**Extract to read**.
The Only Woman in the Room is the fictionalized account of a remarkable woman, Hedwig Kiesler. Set in pre-WWII Austria, this daughter of a Jewish family has begun a career as a stage actress, known for her beauty and talent. Forced into marriage with a notorious arms dealer, as the trophy wife she is privy to many dinner parties and clandestine meetings involving the Nazis and other political and military figures. But her glamour masks a formidable intellect and she absorbs a great deal more than those who dismiss her as an airhead realize.
This is the backstory of the famous Hollywood icon, Hedy Lamarr, who later goes on to display her intellectual abilities in the scientific field. She and her business partner are among the earliest to work on spread spectrum technology to develop radio guidance systems for torpedoes. This glamorous figure had more than one dimension it seems. While starring with the likes of Clark Gable and Cary Grant, her scientific work was drawing the support of figures such as Howard Hughes for this precursor to the wireless communication we use today. She had not been recognized until recently for these and other scientific accomplishments.

**Parts of the exercise**.
A – In the records, copy word for word everything from the line containing "Find all labels, buttons, inputs, and" through the line containing "banner-underline bbox=[282, 182, 434, 183]", including both of those lines. Leave the picture out.
B – Continue the piece about the novel on Hedy Lamarr from the point where it stops.
The text and the records come from separate, unrelated sources.

**Recorded data**.
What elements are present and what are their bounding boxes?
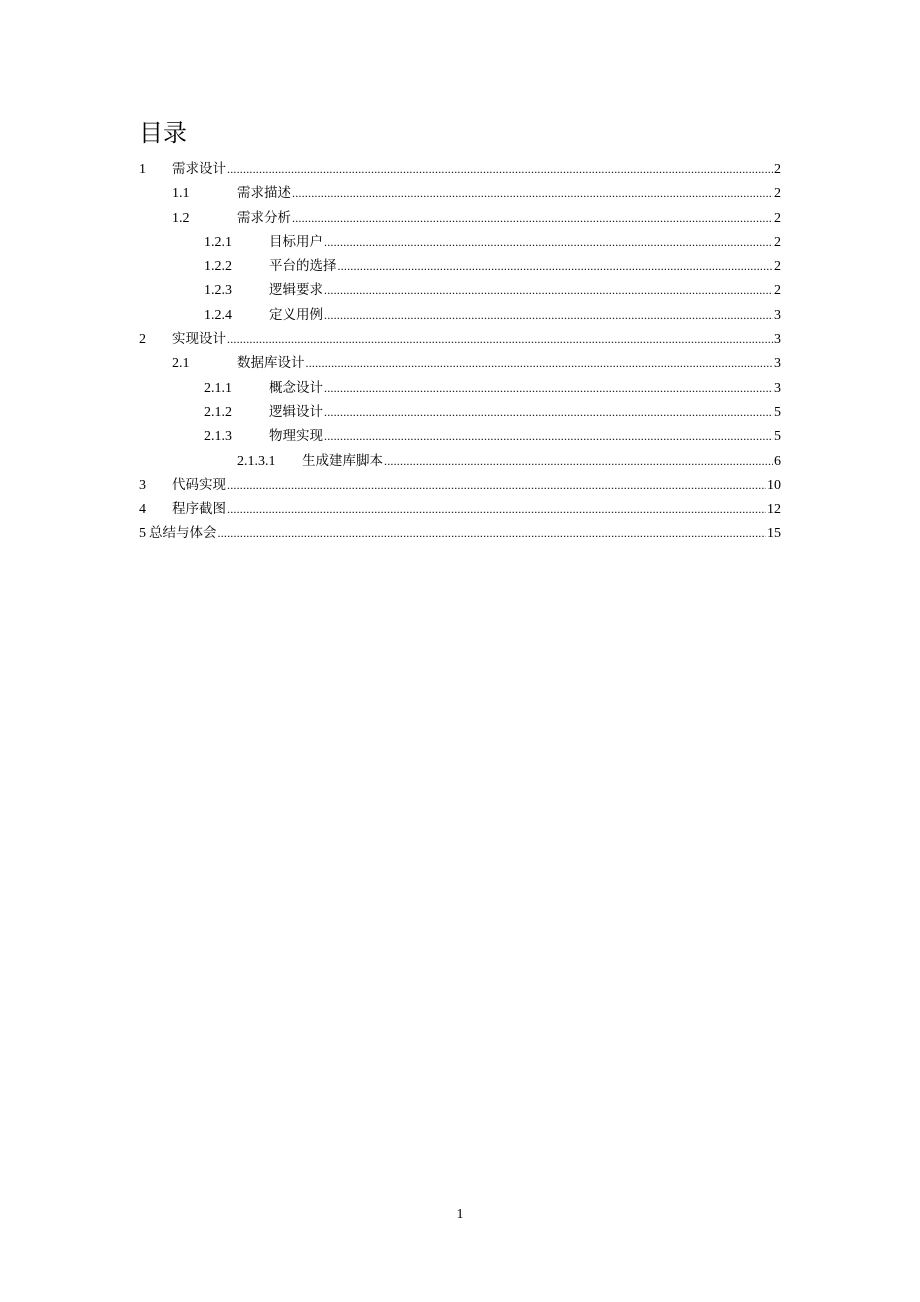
...
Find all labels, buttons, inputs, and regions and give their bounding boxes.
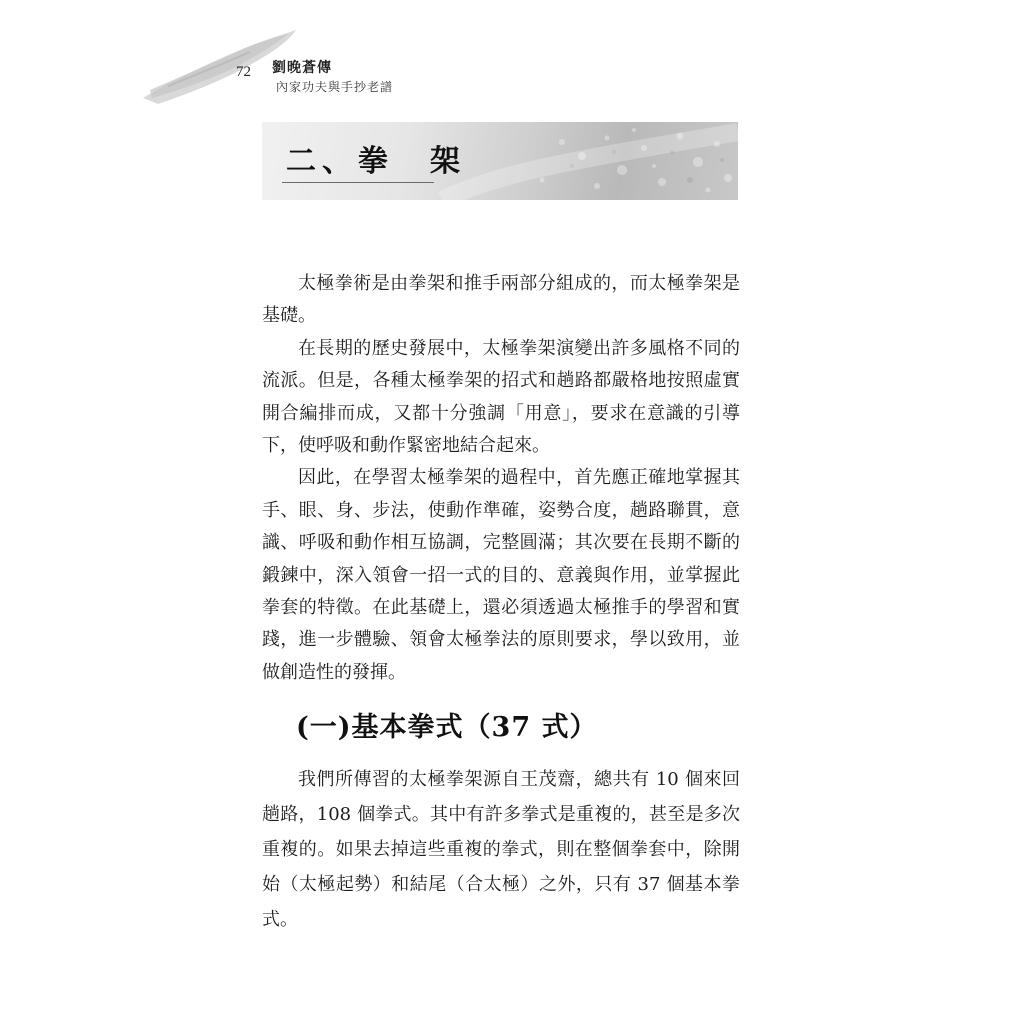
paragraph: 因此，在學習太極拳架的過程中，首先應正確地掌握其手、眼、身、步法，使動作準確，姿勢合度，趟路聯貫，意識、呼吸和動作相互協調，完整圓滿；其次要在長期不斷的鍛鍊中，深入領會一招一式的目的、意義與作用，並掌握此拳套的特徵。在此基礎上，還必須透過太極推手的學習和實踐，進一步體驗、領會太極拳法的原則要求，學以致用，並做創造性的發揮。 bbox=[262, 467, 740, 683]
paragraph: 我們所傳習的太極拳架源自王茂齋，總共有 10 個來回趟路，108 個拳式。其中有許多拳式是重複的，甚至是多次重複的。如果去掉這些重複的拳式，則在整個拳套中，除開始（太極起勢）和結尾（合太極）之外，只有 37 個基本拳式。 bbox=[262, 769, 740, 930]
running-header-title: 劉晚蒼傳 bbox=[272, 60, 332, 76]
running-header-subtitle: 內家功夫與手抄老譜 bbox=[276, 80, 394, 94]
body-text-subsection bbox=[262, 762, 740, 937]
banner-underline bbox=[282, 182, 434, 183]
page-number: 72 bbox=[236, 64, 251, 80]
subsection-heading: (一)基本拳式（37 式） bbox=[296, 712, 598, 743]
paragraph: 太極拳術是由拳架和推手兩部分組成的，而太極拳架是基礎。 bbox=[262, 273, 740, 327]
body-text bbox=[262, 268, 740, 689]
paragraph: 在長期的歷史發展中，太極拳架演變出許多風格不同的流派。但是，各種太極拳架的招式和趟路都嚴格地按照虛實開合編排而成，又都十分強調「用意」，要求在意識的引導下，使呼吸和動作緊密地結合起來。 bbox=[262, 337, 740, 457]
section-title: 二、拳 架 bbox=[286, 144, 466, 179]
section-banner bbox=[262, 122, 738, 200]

**Exercise results**.
A –
Find all labels, buttons, inputs, and regions and give their bounding boxes.
paragraph: 因此，在學習太極拳架的過程中，首先應正確地掌握其手、眼、身、步法，使動作準確，姿勢合度，趟路聯貫，意識、呼吸和動作相互協調，完整圓滿；其次要在長期不斷的鍛鍊中，深入領會一招一式的目的、意義與作用，並掌握此拳套的特徵。在此基礎上，還必須透過太極推手的學習和實踐，進一步體驗、領會太極拳法的原則要求，學以致用，並做創造性的發揮。 bbox=[262, 467, 740, 683]
paragraph: 我們所傳習的太極拳架源自王茂齋，總共有 10 個來回趟路，108 個拳式。其中有許多拳式是重複的，甚至是多次重複的。如果去掉這些重複的拳式，則在整個拳套中，除開始（太極起勢）和結尾（合太極）之外，只有 37 個基本拳式。 bbox=[262, 769, 740, 930]
running-header-title: 劉晚蒼傳 bbox=[272, 60, 332, 76]
running-header-subtitle: 內家功夫與手抄老譜 bbox=[276, 80, 394, 94]
body-text-subsection bbox=[262, 762, 740, 937]
banner-underline bbox=[282, 182, 434, 183]

B –
The Only Woman in the Room is somewhat of a hybrid Romance-Historical Fiction-Biography. It recounts Lamarr’s journey from Austria to Hollywood, mostly concentrating on her early adult life, unhappy marriage to her controlling and abusive husband and the strange existence of having to be in a nest of vipers, as the accommodating hostess to her husband’s unsavory business associates. The stunning and talented Hedy uses her position in society to actively hide her Jewish roots. The emphasis often is on her beauty, including a lot of descriptions of hair, make-up and clothes. We are treated to her inner thoughts as she navigates her situation as well as her sometimes fraught familial ties.
Despite the fascinating story of Hedy Lamarr, she comes across as somewhat of a lightweight in this telling. Her character is rather watered down. The story lacks more expansive detail and texture, which would have given it, and the characters, more depth and richness. Hedy Lamarr is a brilliant, fascinating and strong female figure, but her characterization here is in contrast to her accomplishments. The emphasis in this book is not on the truly remarkable elements of her story. It becomes difficult to make the leap from early Hedy to Hedy the scientist. If you didn’t know it was based on a true story you might think it an unlikely plot, based on the characters as drawn. The story of her scientific work is given a bit of a short shrift, especially for anyone who likes more detailed and involved historical fiction. The author appears to rush events at the end, when expanding upon them would have fully fleshed out the picture of this fascinating woman.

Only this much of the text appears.